What the exercise asks -
Gather all lines from the material that contain "Kashmir".
-- Start --
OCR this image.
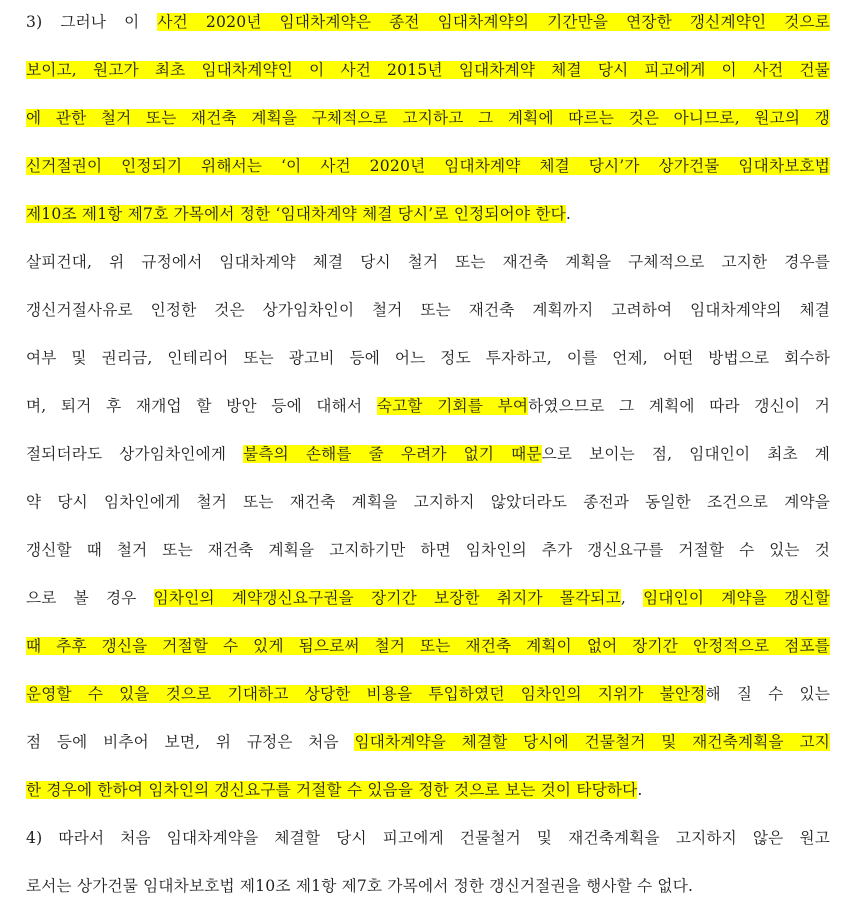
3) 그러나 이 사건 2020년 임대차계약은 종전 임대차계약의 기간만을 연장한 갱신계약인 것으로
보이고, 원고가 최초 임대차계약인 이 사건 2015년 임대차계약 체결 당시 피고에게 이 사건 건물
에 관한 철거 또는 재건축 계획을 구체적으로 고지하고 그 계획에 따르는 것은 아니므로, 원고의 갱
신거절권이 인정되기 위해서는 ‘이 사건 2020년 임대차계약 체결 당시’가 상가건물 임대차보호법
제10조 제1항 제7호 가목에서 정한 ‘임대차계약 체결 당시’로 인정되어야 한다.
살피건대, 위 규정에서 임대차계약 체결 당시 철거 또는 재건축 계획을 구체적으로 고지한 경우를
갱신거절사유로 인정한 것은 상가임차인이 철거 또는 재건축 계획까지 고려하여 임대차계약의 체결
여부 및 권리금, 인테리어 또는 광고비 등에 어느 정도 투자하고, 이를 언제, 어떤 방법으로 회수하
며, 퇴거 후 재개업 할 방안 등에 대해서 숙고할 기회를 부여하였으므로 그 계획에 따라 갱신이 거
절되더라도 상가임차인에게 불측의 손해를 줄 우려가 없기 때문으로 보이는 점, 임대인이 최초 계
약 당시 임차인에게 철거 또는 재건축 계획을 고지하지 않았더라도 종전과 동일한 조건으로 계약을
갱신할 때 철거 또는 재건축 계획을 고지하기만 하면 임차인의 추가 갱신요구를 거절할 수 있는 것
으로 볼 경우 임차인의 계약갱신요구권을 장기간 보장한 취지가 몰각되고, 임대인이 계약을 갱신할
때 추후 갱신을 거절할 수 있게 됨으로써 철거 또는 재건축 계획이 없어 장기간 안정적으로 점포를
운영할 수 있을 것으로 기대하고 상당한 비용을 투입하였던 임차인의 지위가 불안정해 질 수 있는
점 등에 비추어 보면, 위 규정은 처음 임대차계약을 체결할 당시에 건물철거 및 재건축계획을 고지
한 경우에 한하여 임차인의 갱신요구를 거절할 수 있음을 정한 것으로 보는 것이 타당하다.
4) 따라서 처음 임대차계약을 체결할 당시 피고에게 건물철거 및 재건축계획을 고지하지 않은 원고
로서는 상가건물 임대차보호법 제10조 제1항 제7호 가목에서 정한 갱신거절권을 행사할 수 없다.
-- End --
-- Start --
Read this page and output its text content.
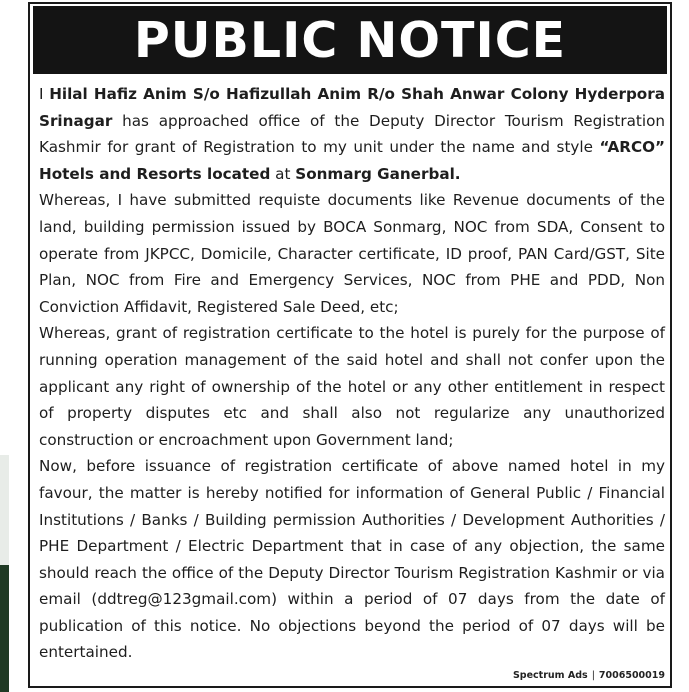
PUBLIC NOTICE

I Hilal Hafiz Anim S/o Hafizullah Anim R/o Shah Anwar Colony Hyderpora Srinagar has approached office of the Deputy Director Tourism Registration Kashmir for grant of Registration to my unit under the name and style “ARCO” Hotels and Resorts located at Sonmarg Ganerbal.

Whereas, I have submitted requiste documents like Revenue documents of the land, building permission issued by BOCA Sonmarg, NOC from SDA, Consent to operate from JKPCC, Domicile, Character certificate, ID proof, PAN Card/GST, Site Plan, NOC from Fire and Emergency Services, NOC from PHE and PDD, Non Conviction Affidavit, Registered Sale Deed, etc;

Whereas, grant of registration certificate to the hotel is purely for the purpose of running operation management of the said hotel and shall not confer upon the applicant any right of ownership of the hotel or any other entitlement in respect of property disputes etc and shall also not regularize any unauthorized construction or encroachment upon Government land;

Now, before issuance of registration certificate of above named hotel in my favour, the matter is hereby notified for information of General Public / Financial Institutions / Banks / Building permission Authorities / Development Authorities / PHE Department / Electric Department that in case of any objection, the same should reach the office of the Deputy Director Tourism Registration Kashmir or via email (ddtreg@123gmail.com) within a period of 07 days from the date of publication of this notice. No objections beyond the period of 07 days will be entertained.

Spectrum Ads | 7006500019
-- End --
Result of this exercise -
I Hilal Hafiz Anim S/o Hafizullah Anim R/o Shah Anwar Colony Hyderpora Srinagar has approached office of the Deputy Director Tourism Registration Kashmir for grant of Registration to my unit under the name and style “ARCO” Hotels and Resorts located at Sonmarg Ganerbal.
Now, before issuance of registration certificate of above named hotel in my favour, the matter is hereby notified for information of General Public / Financial Institutions / Banks / Building permission Authorities / Development Authorities / PHE Department / Electric Department that in case of any objection, the same should reach the office of the Deputy Director Tourism Registration Kashmir or via email (ddtreg@123gmail.com) within a period of 07 days from the date of publication of this notice. No objections beyond the period of 07 days will be entertained.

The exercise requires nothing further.